• _RECORDS TO USE_

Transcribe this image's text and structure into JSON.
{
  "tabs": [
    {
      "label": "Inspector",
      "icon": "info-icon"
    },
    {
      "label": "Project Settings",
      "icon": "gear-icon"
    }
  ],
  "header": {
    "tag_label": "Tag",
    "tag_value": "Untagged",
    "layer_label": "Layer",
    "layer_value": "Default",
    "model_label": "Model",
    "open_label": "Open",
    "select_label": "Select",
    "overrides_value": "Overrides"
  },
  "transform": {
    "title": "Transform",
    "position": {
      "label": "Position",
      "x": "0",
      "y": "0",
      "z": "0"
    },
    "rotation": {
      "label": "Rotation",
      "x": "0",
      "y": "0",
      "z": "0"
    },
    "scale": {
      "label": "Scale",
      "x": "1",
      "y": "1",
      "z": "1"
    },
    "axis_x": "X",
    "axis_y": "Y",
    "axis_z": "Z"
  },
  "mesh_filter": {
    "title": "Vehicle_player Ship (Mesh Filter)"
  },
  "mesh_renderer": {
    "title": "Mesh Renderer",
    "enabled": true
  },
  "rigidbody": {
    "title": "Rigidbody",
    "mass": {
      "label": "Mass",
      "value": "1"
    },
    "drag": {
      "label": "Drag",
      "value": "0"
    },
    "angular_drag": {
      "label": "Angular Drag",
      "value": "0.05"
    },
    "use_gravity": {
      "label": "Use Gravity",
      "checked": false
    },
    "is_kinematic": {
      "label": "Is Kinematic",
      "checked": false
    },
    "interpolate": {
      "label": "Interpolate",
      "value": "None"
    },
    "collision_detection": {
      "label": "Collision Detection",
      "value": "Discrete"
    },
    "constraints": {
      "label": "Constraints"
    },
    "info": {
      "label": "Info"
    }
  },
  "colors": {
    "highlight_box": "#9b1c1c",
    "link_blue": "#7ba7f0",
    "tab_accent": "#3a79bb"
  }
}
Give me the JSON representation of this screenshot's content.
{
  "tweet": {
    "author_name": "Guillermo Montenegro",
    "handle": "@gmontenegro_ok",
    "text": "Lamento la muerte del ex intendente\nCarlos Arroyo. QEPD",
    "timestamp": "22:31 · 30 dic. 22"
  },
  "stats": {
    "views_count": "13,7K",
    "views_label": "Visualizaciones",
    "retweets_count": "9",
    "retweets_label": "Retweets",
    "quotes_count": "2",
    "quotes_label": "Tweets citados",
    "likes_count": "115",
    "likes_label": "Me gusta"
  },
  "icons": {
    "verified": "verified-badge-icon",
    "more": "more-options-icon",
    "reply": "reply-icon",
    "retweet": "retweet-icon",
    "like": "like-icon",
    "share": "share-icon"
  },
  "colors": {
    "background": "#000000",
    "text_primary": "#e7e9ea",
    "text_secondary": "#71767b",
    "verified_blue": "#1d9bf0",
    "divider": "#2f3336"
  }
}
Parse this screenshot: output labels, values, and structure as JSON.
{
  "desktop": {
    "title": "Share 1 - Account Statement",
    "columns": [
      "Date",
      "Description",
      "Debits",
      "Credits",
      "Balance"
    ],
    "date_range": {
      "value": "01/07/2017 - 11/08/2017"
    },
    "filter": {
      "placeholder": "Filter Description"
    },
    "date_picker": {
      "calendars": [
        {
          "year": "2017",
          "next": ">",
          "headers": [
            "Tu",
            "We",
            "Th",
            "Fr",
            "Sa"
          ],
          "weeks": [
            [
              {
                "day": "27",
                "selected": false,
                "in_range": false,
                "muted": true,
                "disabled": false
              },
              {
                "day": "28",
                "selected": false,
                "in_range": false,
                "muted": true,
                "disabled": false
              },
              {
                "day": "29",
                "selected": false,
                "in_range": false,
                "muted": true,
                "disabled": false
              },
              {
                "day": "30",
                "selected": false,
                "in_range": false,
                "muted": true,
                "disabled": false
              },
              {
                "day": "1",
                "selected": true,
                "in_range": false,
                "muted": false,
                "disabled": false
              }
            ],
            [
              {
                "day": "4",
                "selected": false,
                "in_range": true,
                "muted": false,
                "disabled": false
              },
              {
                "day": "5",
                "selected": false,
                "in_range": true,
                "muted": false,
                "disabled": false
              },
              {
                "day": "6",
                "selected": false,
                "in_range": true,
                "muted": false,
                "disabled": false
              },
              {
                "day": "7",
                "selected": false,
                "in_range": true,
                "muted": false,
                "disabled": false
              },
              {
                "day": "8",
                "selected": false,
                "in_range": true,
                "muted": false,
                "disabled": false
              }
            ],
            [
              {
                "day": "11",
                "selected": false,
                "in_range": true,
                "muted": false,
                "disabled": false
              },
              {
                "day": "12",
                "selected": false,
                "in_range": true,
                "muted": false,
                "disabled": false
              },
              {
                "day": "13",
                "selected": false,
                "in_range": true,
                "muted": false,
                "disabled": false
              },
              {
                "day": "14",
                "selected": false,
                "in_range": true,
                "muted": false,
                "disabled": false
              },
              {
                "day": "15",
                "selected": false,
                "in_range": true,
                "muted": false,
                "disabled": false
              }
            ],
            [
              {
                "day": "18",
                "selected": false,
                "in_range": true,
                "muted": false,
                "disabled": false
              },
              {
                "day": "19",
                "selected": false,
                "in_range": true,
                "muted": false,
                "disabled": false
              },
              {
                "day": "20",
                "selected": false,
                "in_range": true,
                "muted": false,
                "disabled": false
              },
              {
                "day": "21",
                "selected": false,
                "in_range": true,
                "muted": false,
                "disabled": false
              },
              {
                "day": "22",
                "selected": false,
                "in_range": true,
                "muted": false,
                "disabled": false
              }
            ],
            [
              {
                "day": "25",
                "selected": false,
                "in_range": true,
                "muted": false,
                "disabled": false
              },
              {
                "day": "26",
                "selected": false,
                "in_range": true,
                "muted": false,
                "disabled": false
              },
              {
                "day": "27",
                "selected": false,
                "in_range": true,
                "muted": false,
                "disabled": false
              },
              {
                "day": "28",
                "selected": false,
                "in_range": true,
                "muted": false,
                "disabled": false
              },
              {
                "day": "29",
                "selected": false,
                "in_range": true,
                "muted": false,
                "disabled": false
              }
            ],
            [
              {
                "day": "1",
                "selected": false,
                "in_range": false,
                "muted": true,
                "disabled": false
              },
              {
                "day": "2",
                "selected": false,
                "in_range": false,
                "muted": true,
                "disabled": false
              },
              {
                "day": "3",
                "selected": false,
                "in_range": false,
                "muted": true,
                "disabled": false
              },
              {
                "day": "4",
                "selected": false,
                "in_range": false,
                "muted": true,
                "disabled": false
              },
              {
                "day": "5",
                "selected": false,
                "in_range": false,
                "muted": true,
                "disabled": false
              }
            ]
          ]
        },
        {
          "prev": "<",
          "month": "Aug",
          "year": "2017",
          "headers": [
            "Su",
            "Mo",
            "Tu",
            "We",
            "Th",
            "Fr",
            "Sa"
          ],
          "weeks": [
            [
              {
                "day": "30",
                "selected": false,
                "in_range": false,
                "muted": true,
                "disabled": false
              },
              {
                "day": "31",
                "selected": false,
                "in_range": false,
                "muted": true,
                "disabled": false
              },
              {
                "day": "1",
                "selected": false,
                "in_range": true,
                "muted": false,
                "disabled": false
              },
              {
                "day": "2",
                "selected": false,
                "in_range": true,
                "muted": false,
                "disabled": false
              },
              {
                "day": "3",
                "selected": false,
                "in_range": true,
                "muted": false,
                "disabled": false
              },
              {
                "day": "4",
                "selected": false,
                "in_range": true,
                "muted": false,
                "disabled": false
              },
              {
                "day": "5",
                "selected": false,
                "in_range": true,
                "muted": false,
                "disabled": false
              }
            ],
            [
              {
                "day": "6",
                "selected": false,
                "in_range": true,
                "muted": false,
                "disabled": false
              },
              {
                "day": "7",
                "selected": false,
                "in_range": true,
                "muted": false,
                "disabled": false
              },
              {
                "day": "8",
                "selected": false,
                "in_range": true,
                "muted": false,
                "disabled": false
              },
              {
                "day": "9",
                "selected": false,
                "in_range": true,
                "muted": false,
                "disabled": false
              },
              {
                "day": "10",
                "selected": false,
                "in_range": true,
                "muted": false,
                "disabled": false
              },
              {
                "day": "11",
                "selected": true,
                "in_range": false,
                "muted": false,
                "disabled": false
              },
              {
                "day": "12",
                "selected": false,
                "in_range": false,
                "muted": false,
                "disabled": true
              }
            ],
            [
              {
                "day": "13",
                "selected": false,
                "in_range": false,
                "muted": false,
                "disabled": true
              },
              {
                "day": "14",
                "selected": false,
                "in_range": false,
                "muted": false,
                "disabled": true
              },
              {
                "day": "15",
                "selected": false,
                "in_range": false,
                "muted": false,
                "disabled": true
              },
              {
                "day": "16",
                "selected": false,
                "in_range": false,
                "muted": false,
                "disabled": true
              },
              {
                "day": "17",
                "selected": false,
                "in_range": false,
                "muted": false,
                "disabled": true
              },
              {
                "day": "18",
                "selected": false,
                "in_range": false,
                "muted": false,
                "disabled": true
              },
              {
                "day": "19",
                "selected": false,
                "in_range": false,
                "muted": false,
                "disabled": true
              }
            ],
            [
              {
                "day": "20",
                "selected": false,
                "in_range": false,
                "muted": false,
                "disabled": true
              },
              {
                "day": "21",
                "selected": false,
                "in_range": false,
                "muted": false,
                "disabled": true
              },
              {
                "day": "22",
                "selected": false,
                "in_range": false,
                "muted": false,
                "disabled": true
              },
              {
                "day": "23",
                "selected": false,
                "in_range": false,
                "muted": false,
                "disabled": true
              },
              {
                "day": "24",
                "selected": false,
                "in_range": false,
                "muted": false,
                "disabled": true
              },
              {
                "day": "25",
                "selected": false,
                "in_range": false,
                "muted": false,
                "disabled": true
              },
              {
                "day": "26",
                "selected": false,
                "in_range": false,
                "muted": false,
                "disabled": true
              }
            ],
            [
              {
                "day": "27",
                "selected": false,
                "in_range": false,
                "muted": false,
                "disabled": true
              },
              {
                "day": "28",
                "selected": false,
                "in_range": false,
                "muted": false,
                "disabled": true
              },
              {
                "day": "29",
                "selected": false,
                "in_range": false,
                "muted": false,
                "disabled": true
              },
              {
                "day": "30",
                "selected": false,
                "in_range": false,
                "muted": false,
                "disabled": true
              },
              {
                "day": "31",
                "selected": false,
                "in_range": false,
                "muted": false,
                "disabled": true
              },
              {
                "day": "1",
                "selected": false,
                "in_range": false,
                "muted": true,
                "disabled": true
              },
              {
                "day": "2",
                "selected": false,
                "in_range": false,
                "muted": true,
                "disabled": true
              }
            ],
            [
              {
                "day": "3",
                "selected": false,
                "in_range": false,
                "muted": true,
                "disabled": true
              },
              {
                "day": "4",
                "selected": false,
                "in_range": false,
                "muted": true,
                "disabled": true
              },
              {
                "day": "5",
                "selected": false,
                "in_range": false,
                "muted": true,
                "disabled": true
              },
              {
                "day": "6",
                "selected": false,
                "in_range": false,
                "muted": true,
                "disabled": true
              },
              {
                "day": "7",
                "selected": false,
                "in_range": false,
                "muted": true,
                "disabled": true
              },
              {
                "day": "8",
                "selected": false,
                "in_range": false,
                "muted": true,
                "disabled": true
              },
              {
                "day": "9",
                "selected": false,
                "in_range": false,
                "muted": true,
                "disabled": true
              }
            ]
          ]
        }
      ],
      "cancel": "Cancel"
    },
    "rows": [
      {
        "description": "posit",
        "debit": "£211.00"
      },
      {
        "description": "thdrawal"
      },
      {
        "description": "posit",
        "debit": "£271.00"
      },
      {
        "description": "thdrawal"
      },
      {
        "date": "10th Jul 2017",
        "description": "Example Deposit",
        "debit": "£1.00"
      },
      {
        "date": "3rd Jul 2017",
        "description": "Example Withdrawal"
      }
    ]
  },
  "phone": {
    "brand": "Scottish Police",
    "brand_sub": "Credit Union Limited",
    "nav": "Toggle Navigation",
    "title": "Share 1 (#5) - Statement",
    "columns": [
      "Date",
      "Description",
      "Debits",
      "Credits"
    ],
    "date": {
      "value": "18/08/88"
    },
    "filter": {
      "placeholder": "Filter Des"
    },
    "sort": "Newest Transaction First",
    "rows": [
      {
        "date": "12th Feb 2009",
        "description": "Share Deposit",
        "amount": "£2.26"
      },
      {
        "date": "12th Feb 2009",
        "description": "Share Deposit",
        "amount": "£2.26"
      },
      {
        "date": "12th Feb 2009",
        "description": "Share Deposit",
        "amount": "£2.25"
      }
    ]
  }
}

• _TASK PROMPT_
Make a copy of each line that contains the string "title".

• _SOLUTION TO THE EXERCISE_
    "title": "Transform",
    "title": "Vehicle_player Ship (Mesh Filter)"
    "title": "Mesh Renderer",
    "title": "Rigidbody",
    "title": "Share 1 - Account Statement",
    "title": "Share 1 (#5) - Statement",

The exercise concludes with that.